> _YOUR TASK_
In the Sears comments below, condense the paragraph that begins "A lot of people don't seem to understand" into a short list that keeps its main points.

> _SOURCE TEXT_

Online is tough area to compete.

 

The thing is I dont sense any urgency from the release.

 

Still unacceptable still transforming but what he is doing to fix it.

 

The fact that he adds to debt is worrying.

 

I was thinking he will not kill the margin to get revenue which kills cash even faster.  But he did. Last push to syw or what.

 

A lot of people don't seem to understand that this is a dying business. Eddie is doing the right things, but no matter who you have at the helm of the buggy-whip business, it is going away after the automobile was invented. Eddie cannot just fire 250k people and shut the doors overnight. It's analogous to when Buffett brought Berkshire Hathaway, he was stuck running a textile mill (a dying business) for a long time. He can't just liquidate it overnight. Eddie brought some cheap real estate in Sears, but now he is stuck running Sears for a long time. I think at this price, there is profit to be made in the long run, but that profit isn't coming any time soon. It cannot be fixed. All of these "middle-man" retailers are getting squeezed. The only retailers are are succeeding are companies like Apple where the store is mainly a service center and they are selling a brand. All the retailers that are middle-men in transactions, where they buy stuff from a manufacturer and they try to sell it at a mark up, are getting squeezed to death because people are buying it online now. Amazon has made the storefront obsolete, the only guys that are not dying are the ones that create their own product to put in the stores. If the store serves as a middle man, Amazon does it more efficiently and at near zero margin.

> _STORED DATA_

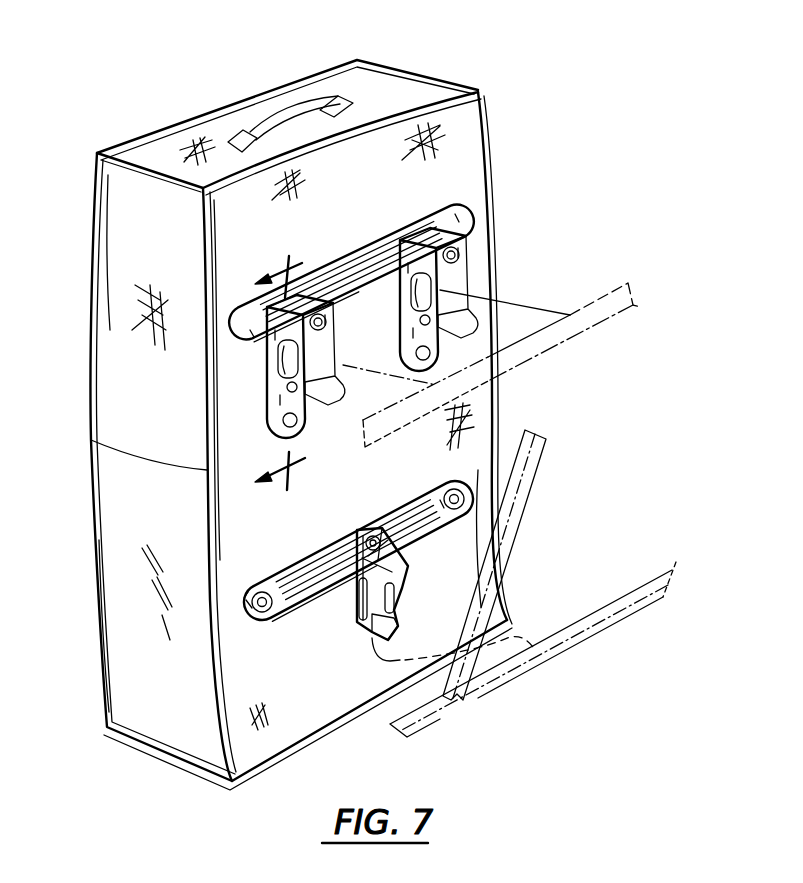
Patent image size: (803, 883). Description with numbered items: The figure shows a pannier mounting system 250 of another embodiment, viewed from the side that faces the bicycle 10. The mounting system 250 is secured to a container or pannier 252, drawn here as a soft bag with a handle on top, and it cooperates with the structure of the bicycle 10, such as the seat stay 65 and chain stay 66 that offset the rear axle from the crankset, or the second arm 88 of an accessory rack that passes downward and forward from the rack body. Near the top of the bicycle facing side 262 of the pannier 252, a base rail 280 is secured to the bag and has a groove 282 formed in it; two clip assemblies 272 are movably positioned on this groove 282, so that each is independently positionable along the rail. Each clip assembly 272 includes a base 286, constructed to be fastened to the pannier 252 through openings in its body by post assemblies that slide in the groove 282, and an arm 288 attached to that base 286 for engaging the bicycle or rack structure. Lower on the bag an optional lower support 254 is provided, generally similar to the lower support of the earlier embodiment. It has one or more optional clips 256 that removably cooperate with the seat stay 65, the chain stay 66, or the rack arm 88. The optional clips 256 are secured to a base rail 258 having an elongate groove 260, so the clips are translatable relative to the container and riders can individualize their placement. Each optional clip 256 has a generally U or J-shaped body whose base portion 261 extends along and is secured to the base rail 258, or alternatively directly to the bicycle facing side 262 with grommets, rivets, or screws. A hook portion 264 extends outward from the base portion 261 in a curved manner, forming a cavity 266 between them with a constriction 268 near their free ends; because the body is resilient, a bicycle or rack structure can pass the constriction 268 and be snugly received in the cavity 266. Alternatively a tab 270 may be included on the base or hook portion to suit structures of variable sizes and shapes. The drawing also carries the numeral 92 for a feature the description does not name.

The bicycle 10 is at (275, 380).
The seat stay 65 is at (516, 536).
The chain stay 66 is at (627, 611).
The second arm 88 is at (594, 299).
The support member 92 is at (553, 343).
The mounting system 250 is at (620, 72).
The pannier 252 is at (410, 78).
The optional lower support 254 is at (283, 108).
The optional clip 256 is at (411, 584).
The base rail 258 is at (273, 613).
The elongate groove 260 is at (351, 579).
The base portion 261 is at (362, 624).
The bicycle facing side 262 is at (218, 224).
The hook portion 264 is at (393, 616).
The cavity 266 is at (347, 600).
The constriction 268 is at (355, 673).
The tab 270 is at (353, 333).
The clip assembly 272 is at (544, 197).
The base rail 280 is at (351, 262).
The groove 282 is at (338, 290).
The base 286 is at (267, 405).
The arm 288 is at (331, 335).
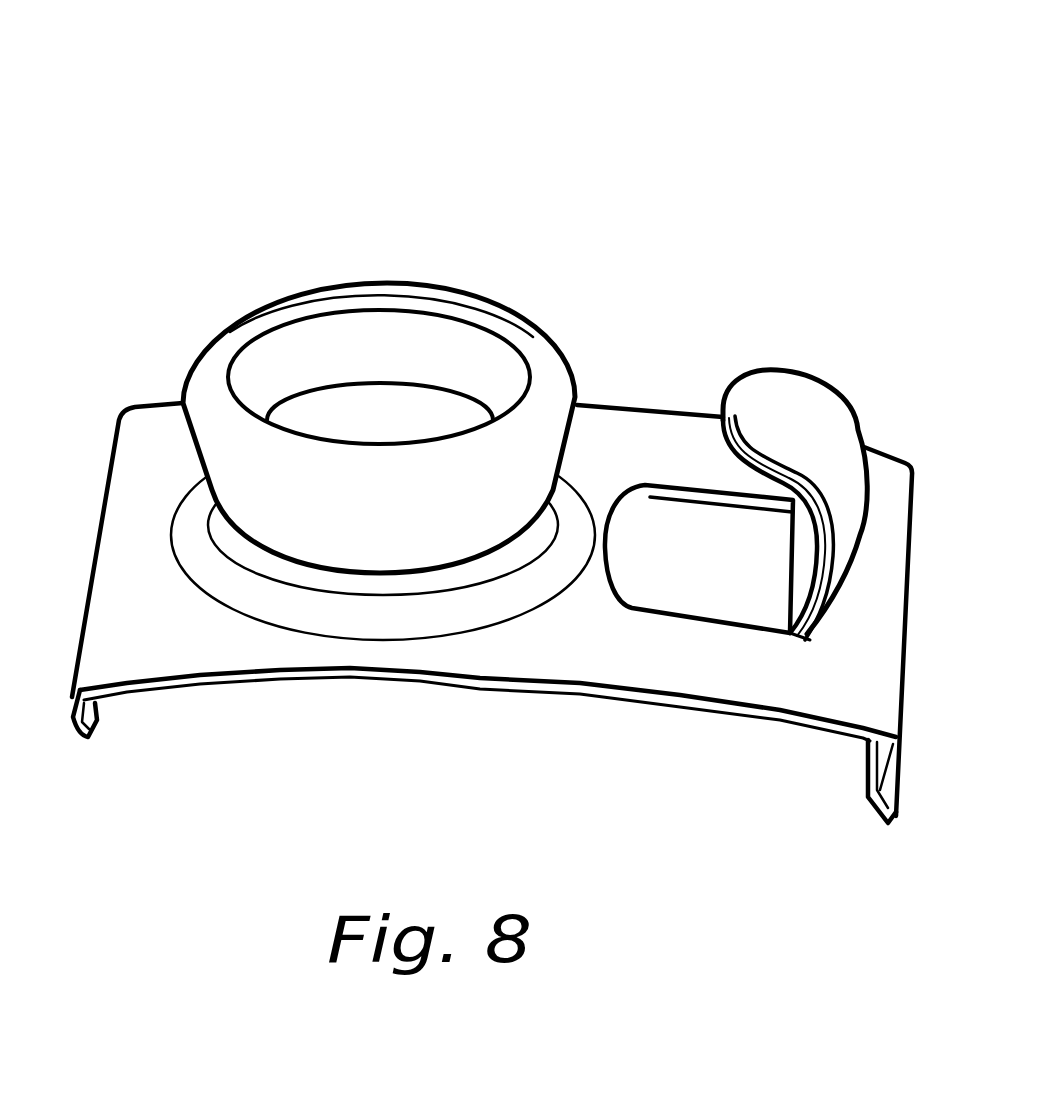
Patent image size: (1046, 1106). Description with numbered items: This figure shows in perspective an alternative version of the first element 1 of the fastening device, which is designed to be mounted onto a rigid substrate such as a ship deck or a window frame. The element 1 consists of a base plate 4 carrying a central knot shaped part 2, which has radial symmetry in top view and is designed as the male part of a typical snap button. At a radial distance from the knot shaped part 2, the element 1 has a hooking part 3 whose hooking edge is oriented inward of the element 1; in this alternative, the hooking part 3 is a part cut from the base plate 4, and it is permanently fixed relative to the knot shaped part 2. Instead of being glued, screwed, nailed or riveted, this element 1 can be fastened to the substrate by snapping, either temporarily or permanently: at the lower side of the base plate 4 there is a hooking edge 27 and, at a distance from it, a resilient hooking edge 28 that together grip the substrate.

> _TASK RESPONSE_
- Sears is a dying business, like the buggy-whip business after the automobile was invented.
- Eddie is doing the right things, but he cannot fire 250k people and shut the doors overnight.
- Buffett, with Berkshire Hathaway, was stuck running a textile mill for a long time. In the same way, Eddie got cheap real estate in Sears and is now stuck running Sears for a long time.
- At this price there is profit to be made in the long run, but not soon, and the business cannot be fixed.
- "Middle-man" retailers that buy from manufacturers and sell at a markup are being squeezed because people now buy online.
- The retailers that succeed, like Apple, use the store mainly as a service center, sell a brand, or create their own products.
- Amazon has made the storefront obsolete and does the middle-man role more efficiently, at near zero margin.